■ YOUR INSTRUCTIONS
Every line of the records must be repeated exactly; pictures stay out.

■ DATA
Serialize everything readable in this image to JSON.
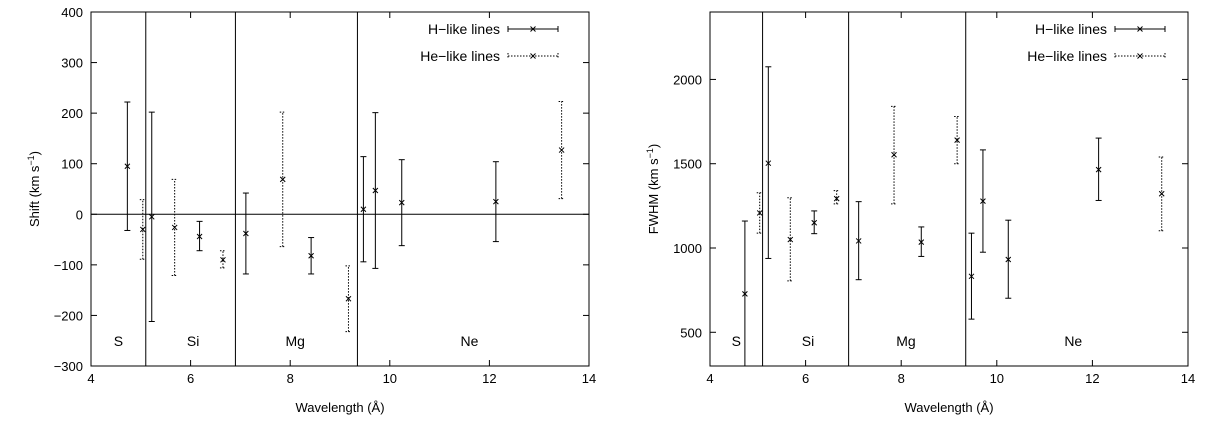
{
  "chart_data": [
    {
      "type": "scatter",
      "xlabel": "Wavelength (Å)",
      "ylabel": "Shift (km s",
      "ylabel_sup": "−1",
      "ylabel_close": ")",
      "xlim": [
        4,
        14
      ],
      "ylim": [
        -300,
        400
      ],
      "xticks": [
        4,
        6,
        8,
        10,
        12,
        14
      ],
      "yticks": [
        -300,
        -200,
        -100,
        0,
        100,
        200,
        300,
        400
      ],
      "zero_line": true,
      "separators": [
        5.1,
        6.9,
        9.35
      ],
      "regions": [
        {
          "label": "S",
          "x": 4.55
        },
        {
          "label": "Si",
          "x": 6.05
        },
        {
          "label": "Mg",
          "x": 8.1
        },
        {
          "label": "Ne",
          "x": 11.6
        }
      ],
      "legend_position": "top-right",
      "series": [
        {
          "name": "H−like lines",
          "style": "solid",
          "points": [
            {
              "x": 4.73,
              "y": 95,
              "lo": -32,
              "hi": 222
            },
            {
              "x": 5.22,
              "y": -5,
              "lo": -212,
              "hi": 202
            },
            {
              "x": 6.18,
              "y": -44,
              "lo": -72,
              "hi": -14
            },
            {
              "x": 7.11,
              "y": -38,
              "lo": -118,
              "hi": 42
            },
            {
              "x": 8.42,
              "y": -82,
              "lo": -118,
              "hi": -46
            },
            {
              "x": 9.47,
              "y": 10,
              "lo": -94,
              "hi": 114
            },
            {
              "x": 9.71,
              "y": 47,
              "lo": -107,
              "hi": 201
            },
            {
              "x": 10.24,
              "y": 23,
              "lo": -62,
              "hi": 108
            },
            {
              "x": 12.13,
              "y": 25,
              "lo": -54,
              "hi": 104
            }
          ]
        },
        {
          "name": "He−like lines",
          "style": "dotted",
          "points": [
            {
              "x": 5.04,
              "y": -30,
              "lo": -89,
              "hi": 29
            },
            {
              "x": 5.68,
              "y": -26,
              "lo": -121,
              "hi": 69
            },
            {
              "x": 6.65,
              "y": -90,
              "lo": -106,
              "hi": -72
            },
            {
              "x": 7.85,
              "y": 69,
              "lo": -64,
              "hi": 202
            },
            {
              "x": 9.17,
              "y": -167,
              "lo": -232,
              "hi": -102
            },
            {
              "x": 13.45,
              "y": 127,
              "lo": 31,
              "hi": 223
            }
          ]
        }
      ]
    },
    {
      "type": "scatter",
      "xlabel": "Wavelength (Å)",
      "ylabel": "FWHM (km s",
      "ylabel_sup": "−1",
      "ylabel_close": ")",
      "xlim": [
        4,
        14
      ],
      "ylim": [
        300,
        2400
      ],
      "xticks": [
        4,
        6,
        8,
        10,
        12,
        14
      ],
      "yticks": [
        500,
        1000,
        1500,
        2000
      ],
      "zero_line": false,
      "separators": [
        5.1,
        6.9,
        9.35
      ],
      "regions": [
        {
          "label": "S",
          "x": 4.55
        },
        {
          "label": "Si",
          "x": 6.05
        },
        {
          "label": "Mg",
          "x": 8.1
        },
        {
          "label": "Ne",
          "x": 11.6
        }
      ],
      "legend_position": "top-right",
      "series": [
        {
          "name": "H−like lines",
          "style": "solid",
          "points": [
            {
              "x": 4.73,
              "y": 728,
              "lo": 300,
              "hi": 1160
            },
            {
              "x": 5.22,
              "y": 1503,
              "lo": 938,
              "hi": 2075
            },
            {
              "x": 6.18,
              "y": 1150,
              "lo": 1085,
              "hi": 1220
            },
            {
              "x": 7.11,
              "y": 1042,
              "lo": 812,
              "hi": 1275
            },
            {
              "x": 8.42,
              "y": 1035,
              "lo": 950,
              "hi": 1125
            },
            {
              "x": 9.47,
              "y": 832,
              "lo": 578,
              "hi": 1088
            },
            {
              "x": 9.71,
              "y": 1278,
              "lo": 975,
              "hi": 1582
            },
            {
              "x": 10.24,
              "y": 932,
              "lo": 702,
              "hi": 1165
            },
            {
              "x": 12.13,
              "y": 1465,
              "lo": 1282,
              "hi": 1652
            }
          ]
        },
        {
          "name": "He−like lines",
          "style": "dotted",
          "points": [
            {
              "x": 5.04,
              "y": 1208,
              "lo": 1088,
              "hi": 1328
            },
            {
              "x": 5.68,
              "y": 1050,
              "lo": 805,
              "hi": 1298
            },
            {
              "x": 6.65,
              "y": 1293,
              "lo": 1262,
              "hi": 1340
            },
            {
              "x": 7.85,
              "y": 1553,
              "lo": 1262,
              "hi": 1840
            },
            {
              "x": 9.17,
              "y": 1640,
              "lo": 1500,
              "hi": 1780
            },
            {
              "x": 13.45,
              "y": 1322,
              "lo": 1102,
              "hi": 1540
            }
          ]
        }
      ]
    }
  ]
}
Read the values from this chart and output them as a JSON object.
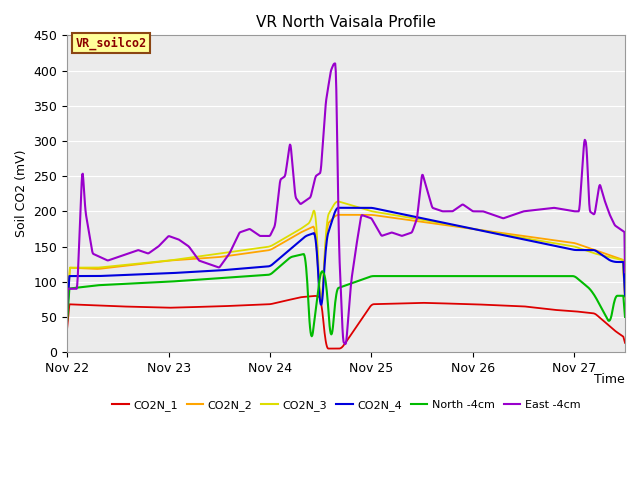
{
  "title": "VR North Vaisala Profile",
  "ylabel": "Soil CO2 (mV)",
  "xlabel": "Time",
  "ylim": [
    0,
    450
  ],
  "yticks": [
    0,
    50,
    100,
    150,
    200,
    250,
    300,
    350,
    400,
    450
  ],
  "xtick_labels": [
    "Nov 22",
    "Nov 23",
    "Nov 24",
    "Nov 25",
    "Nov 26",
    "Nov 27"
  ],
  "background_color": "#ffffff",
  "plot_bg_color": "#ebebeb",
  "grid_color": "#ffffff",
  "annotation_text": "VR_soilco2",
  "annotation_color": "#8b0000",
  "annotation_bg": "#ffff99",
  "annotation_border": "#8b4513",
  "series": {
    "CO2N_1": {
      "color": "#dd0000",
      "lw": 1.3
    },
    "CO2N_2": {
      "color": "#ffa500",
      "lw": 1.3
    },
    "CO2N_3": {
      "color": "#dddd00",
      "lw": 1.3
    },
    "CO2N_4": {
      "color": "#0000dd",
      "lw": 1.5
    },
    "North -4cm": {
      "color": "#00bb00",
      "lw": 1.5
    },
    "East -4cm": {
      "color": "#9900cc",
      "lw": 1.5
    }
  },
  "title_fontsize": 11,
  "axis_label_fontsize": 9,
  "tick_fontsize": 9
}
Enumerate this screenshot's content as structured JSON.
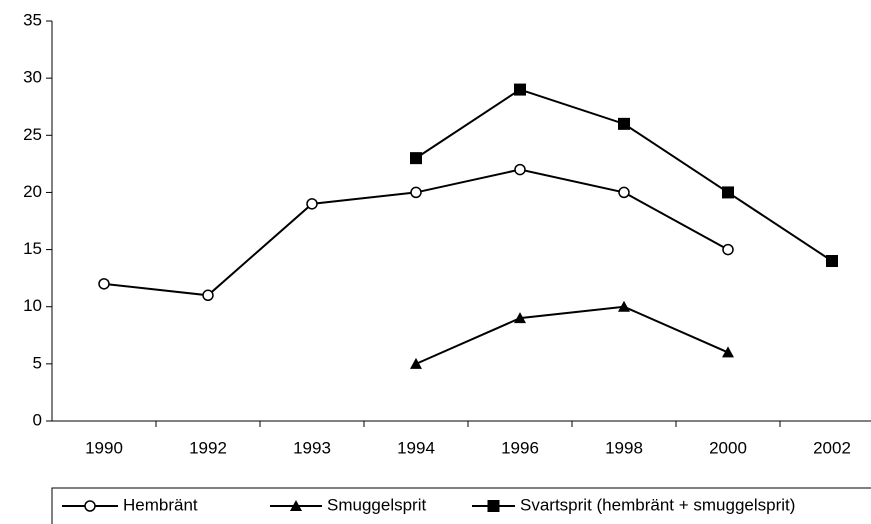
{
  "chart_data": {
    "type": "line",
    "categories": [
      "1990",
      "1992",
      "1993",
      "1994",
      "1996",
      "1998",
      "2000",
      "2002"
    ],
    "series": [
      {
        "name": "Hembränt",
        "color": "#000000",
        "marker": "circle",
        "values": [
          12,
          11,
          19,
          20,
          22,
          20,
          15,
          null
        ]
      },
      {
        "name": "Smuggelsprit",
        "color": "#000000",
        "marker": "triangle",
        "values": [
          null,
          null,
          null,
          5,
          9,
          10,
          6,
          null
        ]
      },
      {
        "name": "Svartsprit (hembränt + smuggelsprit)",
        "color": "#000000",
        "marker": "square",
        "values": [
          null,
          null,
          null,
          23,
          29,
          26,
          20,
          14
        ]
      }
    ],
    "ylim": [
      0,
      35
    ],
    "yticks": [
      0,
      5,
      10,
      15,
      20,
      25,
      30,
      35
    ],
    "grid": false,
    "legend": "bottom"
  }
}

■ ANSWER TO THE PROBLEM
Serialize everything readable in this image to JSON.
{
  "chart_data": [
    {
      "type": "scatter",
      "xlabel": "Wavelength (Å)",
      "ylabel": "Shift (km s",
      "ylabel_sup": "−1",
      "ylabel_close": ")",
      "xlim": [
        4,
        14
      ],
      "ylim": [
        -300,
        400
      ],
      "xticks": [
        4,
        6,
        8,
        10,
        12,
        14
      ],
      "yticks": [
        -300,
        -200,
        -100,
        0,
        100,
        200,
        300,
        400
      ],
      "zero_line": true,
      "separators": [
        5.1,
        6.9,
        9.35
      ],
      "regions": [
        {
          "label": "S",
          "x": 4.55
        },
        {
          "label": "Si",
          "x": 6.05
        },
        {
          "label": "Mg",
          "x": 8.1
        },
        {
          "label": "Ne",
          "x": 11.6
        }
      ],
      "legend_position": "top-right",
      "series": [
        {
          "name": "H−like lines",
          "style": "solid",
          "points": [
            {
              "x": 4.73,
              "y": 95,
              "lo": -32,
              "hi": 222
            },
            {
              "x": 5.22,
              "y": -5,
              "lo": -212,
              "hi": 202
            },
            {
              "x": 6.18,
              "y": -44,
              "lo": -72,
              "hi": -14
            },
            {
              "x": 7.11,
              "y": -38,
              "lo": -118,
              "hi": 42
            },
            {
              "x": 8.42,
              "y": -82,
              "lo": -118,
              "hi": -46
            },
            {
              "x": 9.47,
              "y": 10,
              "lo": -94,
              "hi": 114
            },
            {
              "x": 9.71,
              "y": 47,
              "lo": -107,
              "hi": 201
            },
            {
              "x": 10.24,
              "y": 23,
              "lo": -62,
              "hi": 108
            },
            {
              "x": 12.13,
              "y": 25,
              "lo": -54,
              "hi": 104
            }
          ]
        },
        {
          "name": "He−like lines",
          "style": "dotted",
          "points": [
            {
              "x": 5.04,
              "y": -30,
              "lo": -89,
              "hi": 29
            },
            {
              "x": 5.68,
              "y": -26,
              "lo": -121,
              "hi": 69
            },
            {
              "x": 6.65,
              "y": -90,
              "lo": -106,
              "hi": -72
            },
            {
              "x": 7.85,
              "y": 69,
              "lo": -64,
              "hi": 202
            },
            {
              "x": 9.17,
              "y": -167,
              "lo": -232,
              "hi": -102
            },
            {
              "x": 13.45,
              "y": 127,
              "lo": 31,
              "hi": 223
            }
          ]
        }
      ]
    },
    {
      "type": "scatter",
      "xlabel": "Wavelength (Å)",
      "ylabel": "FWHM (km s",
      "ylabel_sup": "−1",
      "ylabel_close": ")",
      "xlim": [
        4,
        14
      ],
      "ylim": [
        300,
        2400
      ],
      "xticks": [
        4,
        6,
        8,
        10,
        12,
        14
      ],
      "yticks": [
        500,
        1000,
        1500,
        2000
      ],
      "zero_line": false,
      "separators": [
        5.1,
        6.9,
        9.35
      ],
      "regions": [
        {
          "label": "S",
          "x": 4.55
        },
        {
          "label": "Si",
          "x": 6.05
        },
        {
          "label": "Mg",
          "x": 8.1
        },
        {
          "label": "Ne",
          "x": 11.6
        }
      ],
      "legend_position": "top-right",
      "series": [
        {
          "name": "H−like lines",
          "style": "solid",
          "points": [
            {
              "x": 4.73,
              "y": 728,
              "lo": 300,
              "hi": 1160
            },
            {
              "x": 5.22,
              "y": 1503,
              "lo": 938,
              "hi": 2075
            },
            {
              "x": 6.18,
              "y": 1150,
              "lo": 1085,
              "hi": 1220
            },
            {
              "x": 7.11,
              "y": 1042,
              "lo": 812,
              "hi": 1275
            },
            {
              "x": 8.42,
              "y": 1035,
              "lo": 950,
              "hi": 1125
            },
            {
              "x": 9.47,
              "y": 832,
              "lo": 578,
              "hi": 1088
            },
            {
              "x": 9.71,
              "y": 1278,
              "lo": 975,
              "hi": 1582
            },
            {
              "x": 10.24,
              "y": 932,
              "lo": 702,
              "hi": 1165
            },
            {
              "x": 12.13,
              "y": 1465,
              "lo": 1282,
              "hi": 1652
            }
          ]
        },
        {
          "name": "He−like lines",
          "style": "dotted",
          "points": [
            {
              "x": 5.04,
              "y": 1208,
              "lo": 1088,
              "hi": 1328
            },
            {
              "x": 5.68,
              "y": 1050,
              "lo": 805,
              "hi": 1298
            },
            {
              "x": 6.65,
              "y": 1293,
              "lo": 1262,
              "hi": 1340
            },
            {
              "x": 7.85,
              "y": 1553,
              "lo": 1262,
              "hi": 1840
            },
            {
              "x": 9.17,
              "y": 1640,
              "lo": 1500,
              "hi": 1780
            },
            {
              "x": 13.45,
              "y": 1322,
              "lo": 1102,
              "hi": 1540
            }
          ]
        }
      ]
    }
  ]
}
Read the values from this chart and output them as a JSON object.
{
  "title": "VR North Vaisala Profile",
  "ylabel": "Soil CO2 (mV)",
  "xlabel": "Time",
  "ylim": [
    0,
    450
  ],
  "yticks": [
    0,
    50,
    100,
    150,
    200,
    250,
    300,
    350,
    400,
    450
  ],
  "xtick_labels": [
    "Nov 22",
    "Nov 23",
    "Nov 24",
    "Nov 25",
    "Nov 26",
    "Nov 27"
  ],
  "background_color": "#ffffff",
  "plot_bg_color": "#ebebeb",
  "grid_color": "#ffffff",
  "annotation_text": "VR_soilco2",
  "annotation_color": "#8b0000",
  "annotation_bg": "#ffff99",
  "annotation_border": "#8b4513",
  "series": {
    "CO2N_1": {
      "color": "#dd0000",
      "lw": 1.3
    },
    "CO2N_2": {
      "color": "#ffa500",
      "lw": 1.3
    },
    "CO2N_3": {
      "color": "#dddd00",
      "lw": 1.3
    },
    "CO2N_4": {
      "color": "#0000dd",
      "lw": 1.5
    },
    "North -4cm": {
      "color": "#00bb00",
      "lw": 1.5
    },
    "East -4cm": {
      "color": "#9900cc",
      "lw": 1.5
    }
  },
  "title_fontsize": 11,
  "axis_label_fontsize": 9,
  "tick_fontsize": 9
}
Enumerate this screenshot's content as structured JSON.
{
  "chart_data": {
    "type": "line",
    "categories": [
      "1990",
      "1992",
      "1993",
      "1994",
      "1996",
      "1998",
      "2000",
      "2002"
    ],
    "series": [
      {
        "name": "Hembränt",
        "color": "#000000",
        "marker": "circle",
        "values": [
          12,
          11,
          19,
          20,
          22,
          20,
          15,
          null
        ]
      },
      {
        "name": "Smuggelsprit",
        "color": "#000000",
        "marker": "triangle",
        "values": [
          null,
          null,
          null,
          5,
          9,
          10,
          6,
          null
        ]
      },
      {
        "name": "Svartsprit (hembränt + smuggelsprit)",
        "color": "#000000",
        "marker": "square",
        "values": [
          null,
          null,
          null,
          23,
          29,
          26,
          20,
          14
        ]
      }
    ],
    "ylim": [
      0,
      35
    ],
    "yticks": [
      0,
      5,
      10,
      15,
      20,
      25,
      30,
      35
    ],
    "grid": false,
    "legend": "bottom"
  }
}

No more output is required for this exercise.